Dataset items
__________________________________________________

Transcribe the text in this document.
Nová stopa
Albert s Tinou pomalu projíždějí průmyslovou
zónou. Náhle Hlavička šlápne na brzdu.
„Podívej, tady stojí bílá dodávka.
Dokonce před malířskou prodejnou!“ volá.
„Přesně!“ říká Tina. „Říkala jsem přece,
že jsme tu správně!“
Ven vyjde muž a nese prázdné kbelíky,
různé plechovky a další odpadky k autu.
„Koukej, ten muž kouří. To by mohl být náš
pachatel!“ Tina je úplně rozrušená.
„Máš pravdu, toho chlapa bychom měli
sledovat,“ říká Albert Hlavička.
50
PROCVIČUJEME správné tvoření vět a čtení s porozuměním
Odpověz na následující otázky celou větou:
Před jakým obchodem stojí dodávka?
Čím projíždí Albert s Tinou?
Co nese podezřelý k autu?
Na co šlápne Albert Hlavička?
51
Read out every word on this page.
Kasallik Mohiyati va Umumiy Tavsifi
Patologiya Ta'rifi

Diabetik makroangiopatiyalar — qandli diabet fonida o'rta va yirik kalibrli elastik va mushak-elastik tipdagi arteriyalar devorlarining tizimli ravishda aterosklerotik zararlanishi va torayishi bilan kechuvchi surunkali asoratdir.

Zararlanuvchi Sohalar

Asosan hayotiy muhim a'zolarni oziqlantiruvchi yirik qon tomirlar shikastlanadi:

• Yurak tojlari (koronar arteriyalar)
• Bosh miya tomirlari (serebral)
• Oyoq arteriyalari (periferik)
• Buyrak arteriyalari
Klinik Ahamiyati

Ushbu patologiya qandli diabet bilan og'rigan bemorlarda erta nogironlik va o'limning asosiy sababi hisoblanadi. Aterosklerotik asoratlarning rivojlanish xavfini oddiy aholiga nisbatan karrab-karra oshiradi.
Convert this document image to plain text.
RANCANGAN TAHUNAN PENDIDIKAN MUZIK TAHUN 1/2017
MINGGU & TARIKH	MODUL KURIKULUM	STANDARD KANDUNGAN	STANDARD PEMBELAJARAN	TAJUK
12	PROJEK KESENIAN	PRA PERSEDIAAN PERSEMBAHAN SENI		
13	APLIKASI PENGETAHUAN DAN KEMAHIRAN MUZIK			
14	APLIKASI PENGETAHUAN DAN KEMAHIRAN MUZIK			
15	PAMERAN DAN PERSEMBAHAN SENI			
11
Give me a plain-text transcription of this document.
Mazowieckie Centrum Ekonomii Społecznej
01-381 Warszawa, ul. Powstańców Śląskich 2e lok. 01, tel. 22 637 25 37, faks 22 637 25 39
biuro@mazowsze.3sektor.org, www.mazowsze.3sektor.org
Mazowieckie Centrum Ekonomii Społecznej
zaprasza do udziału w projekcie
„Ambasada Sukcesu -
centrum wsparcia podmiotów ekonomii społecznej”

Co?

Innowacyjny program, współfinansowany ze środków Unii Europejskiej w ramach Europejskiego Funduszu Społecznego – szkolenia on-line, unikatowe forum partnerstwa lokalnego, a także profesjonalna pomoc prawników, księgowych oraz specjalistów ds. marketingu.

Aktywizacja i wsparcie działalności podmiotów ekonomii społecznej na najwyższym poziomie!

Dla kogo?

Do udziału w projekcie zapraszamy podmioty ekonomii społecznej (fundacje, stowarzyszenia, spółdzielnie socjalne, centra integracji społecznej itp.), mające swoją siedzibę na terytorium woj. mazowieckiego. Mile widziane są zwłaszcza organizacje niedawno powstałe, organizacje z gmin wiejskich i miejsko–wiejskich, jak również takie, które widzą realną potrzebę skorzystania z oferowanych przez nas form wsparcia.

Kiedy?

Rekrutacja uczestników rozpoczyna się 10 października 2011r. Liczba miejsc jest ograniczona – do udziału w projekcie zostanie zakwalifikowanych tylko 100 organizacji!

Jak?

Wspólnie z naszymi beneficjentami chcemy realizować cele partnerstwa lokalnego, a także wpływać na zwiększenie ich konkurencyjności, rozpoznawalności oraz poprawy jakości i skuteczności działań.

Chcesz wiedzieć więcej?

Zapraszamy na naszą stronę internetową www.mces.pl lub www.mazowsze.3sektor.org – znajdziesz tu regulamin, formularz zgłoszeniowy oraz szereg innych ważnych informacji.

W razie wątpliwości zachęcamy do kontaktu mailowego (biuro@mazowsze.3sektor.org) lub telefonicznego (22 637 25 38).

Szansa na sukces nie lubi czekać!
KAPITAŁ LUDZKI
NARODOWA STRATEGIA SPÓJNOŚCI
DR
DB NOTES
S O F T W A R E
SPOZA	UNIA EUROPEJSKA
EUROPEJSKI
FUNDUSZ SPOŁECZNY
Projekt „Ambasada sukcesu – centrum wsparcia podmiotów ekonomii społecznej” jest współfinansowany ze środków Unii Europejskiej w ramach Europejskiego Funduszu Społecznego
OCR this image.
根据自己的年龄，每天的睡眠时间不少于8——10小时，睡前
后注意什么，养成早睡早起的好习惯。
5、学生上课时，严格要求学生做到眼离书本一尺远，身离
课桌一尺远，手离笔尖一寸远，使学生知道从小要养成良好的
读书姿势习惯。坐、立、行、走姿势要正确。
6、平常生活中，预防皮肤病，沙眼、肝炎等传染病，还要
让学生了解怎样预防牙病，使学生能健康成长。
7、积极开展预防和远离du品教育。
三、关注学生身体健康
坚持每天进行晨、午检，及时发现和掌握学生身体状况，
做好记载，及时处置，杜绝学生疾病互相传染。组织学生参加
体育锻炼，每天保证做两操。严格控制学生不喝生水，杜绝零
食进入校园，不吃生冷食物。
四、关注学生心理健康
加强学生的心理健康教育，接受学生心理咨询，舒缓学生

__________________________________________________

### Problem requirements
The records above must be repeated exactly, every one of them.

### Reply
Transcribe the text in this document.
Nová stopa
Albert s Tinou pomalu projíždějí průmyslovou
zónou. Náhle Hlavička šlápne na brzdu.
„Podívej, tady stojí bílá dodávka.
Dokonce před malířskou prodejnou!“ volá.
„Přesně!“ říká Tina. „Říkala jsem přece,
že jsme tu správně!“
Ven vyjde muž a nese prázdné kbelíky,
různé plechovky a další odpadky k autu.
„Koukej, ten muž kouří. To by mohl být náš
pachatel!“ Tina je úplně rozrušená.
„Máš pravdu, toho chlapa bychom měli
sledovat,“ říká Albert Hlavička.
50
PROCVIČUJEME správné tvoření vět a čtení s porozuměním
Odpověz na následující otázky celou větou:
Před jakým obchodem stojí dodávka?
Čím projíždí Albert s Tinou?
Co nese podezřelý k autu?
Na co šlápne Albert Hlavička?
51
Read out every word on this page.
Kasallik Mohiyati va Umumiy Tavsifi
Patologiya Ta'rifi

Diabetik makroangiopatiyalar — qandli diabet fonida o'rta va yirik kalibrli elastik va mushak-elastik tipdagi arteriyalar devorlarining tizimli ravishda aterosklerotik zararlanishi va torayishi bilan kechuvchi surunkali asoratdir.

Zararlanuvchi Sohalar

Asosan hayotiy muhim a'zolarni oziqlantiruvchi yirik qon tomirlar shikastlanadi:

• Yurak tojlari (koronar arteriyalar)
• Bosh miya tomirlari (serebral)
• Oyoq arteriyalari (periferik)
• Buyrak arteriyalari
Klinik Ahamiyati

Ushbu patologiya qandli diabet bilan og'rigan bemorlarda erta nogironlik va o'limning asosiy sababi hisoblanadi. Aterosklerotik asoratlarning rivojlanish xavfini oddiy aholiga nisbatan karrab-karra oshiradi.
Convert this document image to plain text.
RANCANGAN TAHUNAN PENDIDIKAN MUZIK TAHUN 1/2017
MINGGU & TARIKH	MODUL KURIKULUM	STANDARD KANDUNGAN	STANDARD PEMBELAJARAN	TAJUK
12	PROJEK KESENIAN	PRA PERSEDIAAN PERSEMBAHAN SENI		
13	APLIKASI PENGETAHUAN DAN KEMAHIRAN MUZIK			
14	APLIKASI PENGETAHUAN DAN KEMAHIRAN MUZIK			
15	PAMERAN DAN PERSEMBAHAN SENI			
11
Give me a plain-text transcription of this document.
Mazowieckie Centrum Ekonomii Społecznej
01-381 Warszawa, ul. Powstańców Śląskich 2e lok. 01, tel. 22 637 25 37, faks 22 637 25 39
biuro@mazowsze.3sektor.org, www.mazowsze.3sektor.org
Mazowieckie Centrum Ekonomii Społecznej
zaprasza do udziału w projekcie
„Ambasada Sukcesu -
centrum wsparcia podmiotów ekonomii społecznej”

Co?

Innowacyjny program, współfinansowany ze środków Unii Europejskiej w ramach Europejskiego Funduszu Społecznego – szkolenia on-line, unikatowe forum partnerstwa lokalnego, a także profesjonalna pomoc prawników, księgowych oraz specjalistów ds. marketingu.

Aktywizacja i wsparcie działalności podmiotów ekonomii społecznej na najwyższym poziomie!

Dla kogo?

Do udziału w projekcie zapraszamy podmioty ekonomii społecznej (fundacje, stowarzyszenia, spółdzielnie socjalne, centra integracji społecznej itp.), mające swoją siedzibę na terytorium woj. mazowieckiego. Mile widziane są zwłaszcza organizacje niedawno powstałe, organizacje z gmin wiejskich i miejsko–wiejskich, jak również takie, które widzą realną potrzebę skorzystania z oferowanych przez nas form wsparcia.

Kiedy?

Rekrutacja uczestników rozpoczyna się 10 października 2011r. Liczba miejsc jest ograniczona – do udziału w projekcie zostanie zakwalifikowanych tylko 100 organizacji!

Jak?

Wspólnie z naszymi beneficjentami chcemy realizować cele partnerstwa lokalnego, a także wpływać na zwiększenie ich konkurencyjności, rozpoznawalności oraz poprawy jakości i skuteczności działań.

Chcesz wiedzieć więcej?

Zapraszamy na naszą stronę internetową www.mces.pl lub www.mazowsze.3sektor.org – znajdziesz tu regulamin, formularz zgłoszeniowy oraz szereg innych ważnych informacji.

W razie wątpliwości zachęcamy do kontaktu mailowego (biuro@mazowsze.3sektor.org) lub telefonicznego (22 637 25 38).

Szansa na sukces nie lubi czekać!
KAPITAŁ LUDZKI
NARODOWA STRATEGIA SPÓJNOŚCI
DR
DB NOTES
S O F T W A R E
SPOZA	UNIA EUROPEJSKA
EUROPEJSKI
FUNDUSZ SPOŁECZNY
Projekt „Ambasada sukcesu – centrum wsparcia podmiotów ekonomii społecznej” jest współfinansowany ze środków Unii Europejskiej w ramach Europejskiego Funduszu Społecznego
OCR this image.
根据自己的年龄，每天的睡眠时间不少于8——10小时，睡前
后注意什么，养成早睡早起的好习惯。
5、学生上课时，严格要求学生做到眼离书本一尺远，身离
课桌一尺远，手离笔尖一寸远，使学生知道从小要养成良好的
读书姿势习惯。坐、立、行、走姿势要正确。
6、平常生活中，预防皮肤病，沙眼、肝炎等传染病，还要
让学生了解怎样预防牙病，使学生能健康成长。
7、积极开展预防和远离du品教育。
三、关注学生身体健康
坚持每天进行晨、午检，及时发现和掌握学生身体状况，
做好记载，及时处置，杜绝学生疾病互相传染。组织学生参加
体育锻炼，每天保证做两操。严格控制学生不喝生水，杜绝零
食进入校园，不吃生冷食物。
四、关注学生心理健康
加强学生的心理健康教育，接受学生心理咨询，舒缓学生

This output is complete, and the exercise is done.